<<<<

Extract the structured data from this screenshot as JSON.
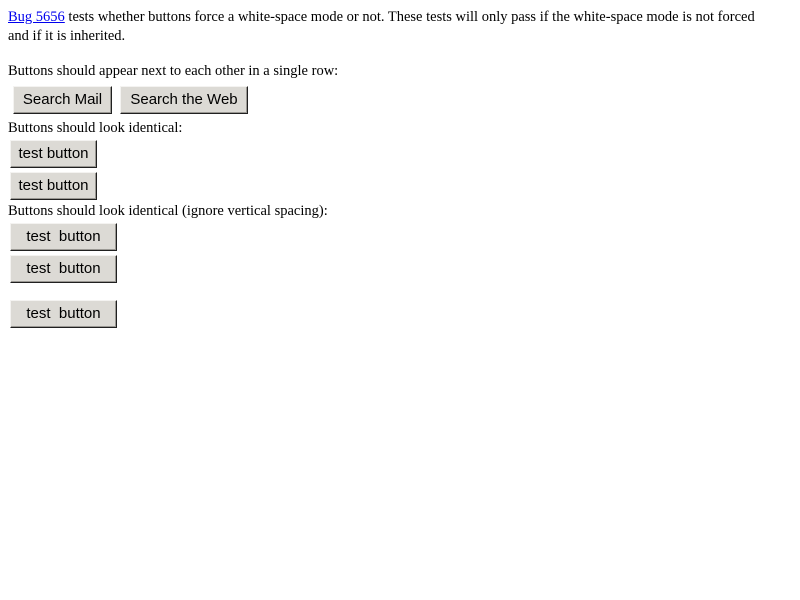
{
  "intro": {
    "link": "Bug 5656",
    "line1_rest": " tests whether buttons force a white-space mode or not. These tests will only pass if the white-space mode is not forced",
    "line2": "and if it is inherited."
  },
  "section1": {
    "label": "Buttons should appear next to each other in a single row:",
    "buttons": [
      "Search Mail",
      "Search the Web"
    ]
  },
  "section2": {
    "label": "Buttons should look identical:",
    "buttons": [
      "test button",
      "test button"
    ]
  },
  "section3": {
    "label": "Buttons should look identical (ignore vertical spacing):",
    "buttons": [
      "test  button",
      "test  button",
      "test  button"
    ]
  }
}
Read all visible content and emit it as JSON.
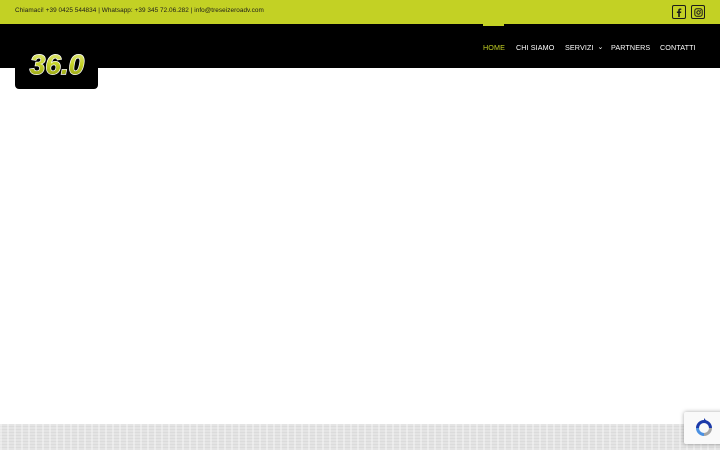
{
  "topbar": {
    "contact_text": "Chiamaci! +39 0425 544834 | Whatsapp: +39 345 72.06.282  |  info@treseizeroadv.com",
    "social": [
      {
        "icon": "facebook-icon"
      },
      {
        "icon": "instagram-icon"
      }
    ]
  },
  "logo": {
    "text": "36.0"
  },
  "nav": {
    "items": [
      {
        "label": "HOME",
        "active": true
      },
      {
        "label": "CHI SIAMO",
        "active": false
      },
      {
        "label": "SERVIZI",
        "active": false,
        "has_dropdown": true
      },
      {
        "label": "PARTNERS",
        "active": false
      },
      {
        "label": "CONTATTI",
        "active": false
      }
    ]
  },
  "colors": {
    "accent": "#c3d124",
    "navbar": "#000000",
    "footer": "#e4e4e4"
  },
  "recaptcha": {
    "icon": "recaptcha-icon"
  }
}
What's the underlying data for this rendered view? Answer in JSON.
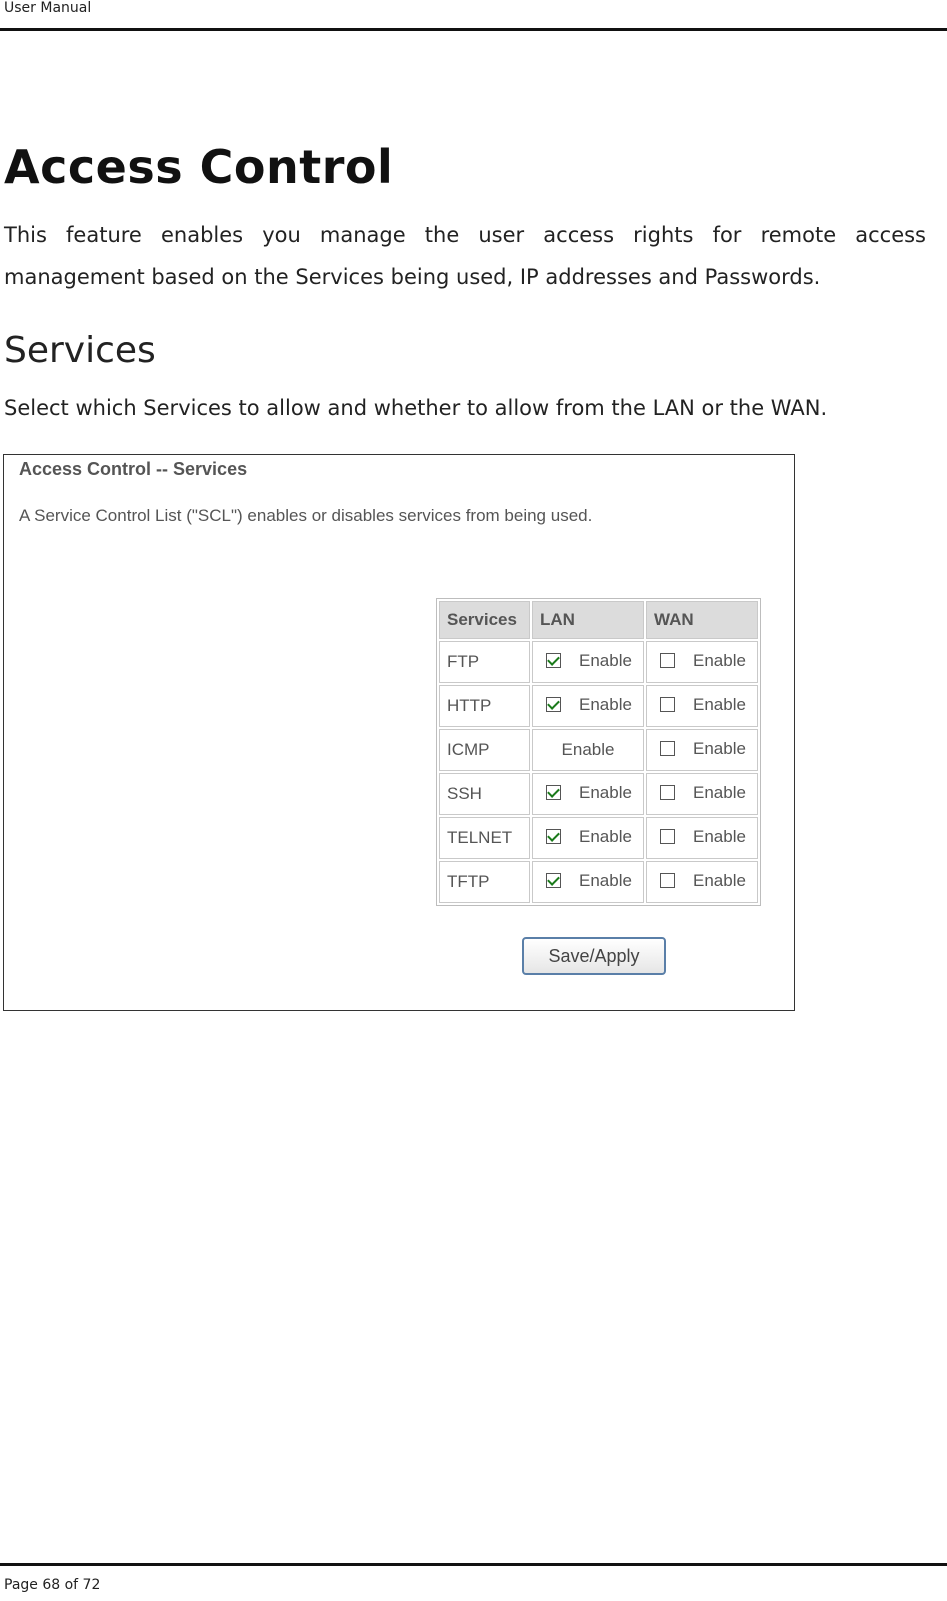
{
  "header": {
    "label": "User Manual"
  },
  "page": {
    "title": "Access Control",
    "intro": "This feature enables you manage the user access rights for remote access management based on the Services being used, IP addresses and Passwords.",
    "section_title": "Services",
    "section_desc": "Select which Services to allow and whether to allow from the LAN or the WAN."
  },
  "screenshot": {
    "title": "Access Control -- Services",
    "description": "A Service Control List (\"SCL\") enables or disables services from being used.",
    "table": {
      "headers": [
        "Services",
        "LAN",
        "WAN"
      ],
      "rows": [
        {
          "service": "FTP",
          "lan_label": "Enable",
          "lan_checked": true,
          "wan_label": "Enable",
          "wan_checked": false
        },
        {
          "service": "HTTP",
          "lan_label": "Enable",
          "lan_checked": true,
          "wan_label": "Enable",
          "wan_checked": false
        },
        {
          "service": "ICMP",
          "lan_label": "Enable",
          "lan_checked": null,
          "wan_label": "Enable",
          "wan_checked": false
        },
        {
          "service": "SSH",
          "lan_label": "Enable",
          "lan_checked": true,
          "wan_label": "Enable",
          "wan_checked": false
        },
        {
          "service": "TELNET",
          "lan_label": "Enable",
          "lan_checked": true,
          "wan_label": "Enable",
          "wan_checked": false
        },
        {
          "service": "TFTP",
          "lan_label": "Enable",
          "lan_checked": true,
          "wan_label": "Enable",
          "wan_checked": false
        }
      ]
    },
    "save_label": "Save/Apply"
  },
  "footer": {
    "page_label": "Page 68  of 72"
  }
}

>>>>

◆ **WHAT YOU ARE ASKED TO DO**: Output all of the records exactly as they appear above, but not the pictures.

◆ **SOLUTION BELOW**:
Extract the structured data from this screenshot as JSON.
{
  "intro": {
    "link": "Bug 5656",
    "line1_rest": " tests whether buttons force a white-space mode or not. These tests will only pass if the white-space mode is not forced",
    "line2": "and if it is inherited."
  },
  "section1": {
    "label": "Buttons should appear next to each other in a single row:",
    "buttons": [
      "Search Mail",
      "Search the Web"
    ]
  },
  "section2": {
    "label": "Buttons should look identical:",
    "buttons": [
      "test button",
      "test button"
    ]
  },
  "section3": {
    "label": "Buttons should look identical (ignore vertical spacing):",
    "buttons": [
      "test  button",
      "test  button",
      "test  button"
    ]
  }
}
Read all visible content and emit it as JSON.
{
  "topbar": {
    "contact_text": "Chiamaci! +39 0425 544834 | Whatsapp: +39 345 72.06.282  |  info@treseizeroadv.com",
    "social": [
      {
        "icon": "facebook-icon"
      },
      {
        "icon": "instagram-icon"
      }
    ]
  },
  "logo": {
    "text": "36.0"
  },
  "nav": {
    "items": [
      {
        "label": "HOME",
        "active": true
      },
      {
        "label": "CHI SIAMO",
        "active": false
      },
      {
        "label": "SERVIZI",
        "active": false,
        "has_dropdown": true
      },
      {
        "label": "PARTNERS",
        "active": false
      },
      {
        "label": "CONTATTI",
        "active": false
      }
    ]
  },
  "colors": {
    "accent": "#c3d124",
    "navbar": "#000000",
    "footer": "#e4e4e4"
  },
  "recaptcha": {
    "icon": "recaptcha-icon"
  }
}
What's the underlying data for this rendered view? Answer in JSON.
{
  "header": {
    "label": "User Manual"
  },
  "page": {
    "title": "Access Control",
    "intro": "This feature enables you manage the user access rights for remote access management based on the Services being used, IP addresses and Passwords.",
    "section_title": "Services",
    "section_desc": "Select which Services to allow and whether to allow from the LAN or the WAN."
  },
  "screenshot": {
    "title": "Access Control -- Services",
    "description": "A Service Control List (\"SCL\") enables or disables services from being used.",
    "table": {
      "headers": [
        "Services",
        "LAN",
        "WAN"
      ],
      "rows": [
        {
          "service": "FTP",
          "lan_label": "Enable",
          "lan_checked": true,
          "wan_label": "Enable",
          "wan_checked": false
        },
        {
          "service": "HTTP",
          "lan_label": "Enable",
          "lan_checked": true,
          "wan_label": "Enable",
          "wan_checked": false
        },
        {
          "service": "ICMP",
          "lan_label": "Enable",
          "lan_checked": null,
          "wan_label": "Enable",
          "wan_checked": false
        },
        {
          "service": "SSH",
          "lan_label": "Enable",
          "lan_checked": true,
          "wan_label": "Enable",
          "wan_checked": false
        },
        {
          "service": "TELNET",
          "lan_label": "Enable",
          "lan_checked": true,
          "wan_label": "Enable",
          "wan_checked": false
        },
        {
          "service": "TFTP",
          "lan_label": "Enable",
          "lan_checked": true,
          "wan_label": "Enable",
          "wan_checked": false
        }
      ]
    },
    "save_label": "Save/Apply"
  },
  "footer": {
    "page_label": "Page 68  of 72"
  }
}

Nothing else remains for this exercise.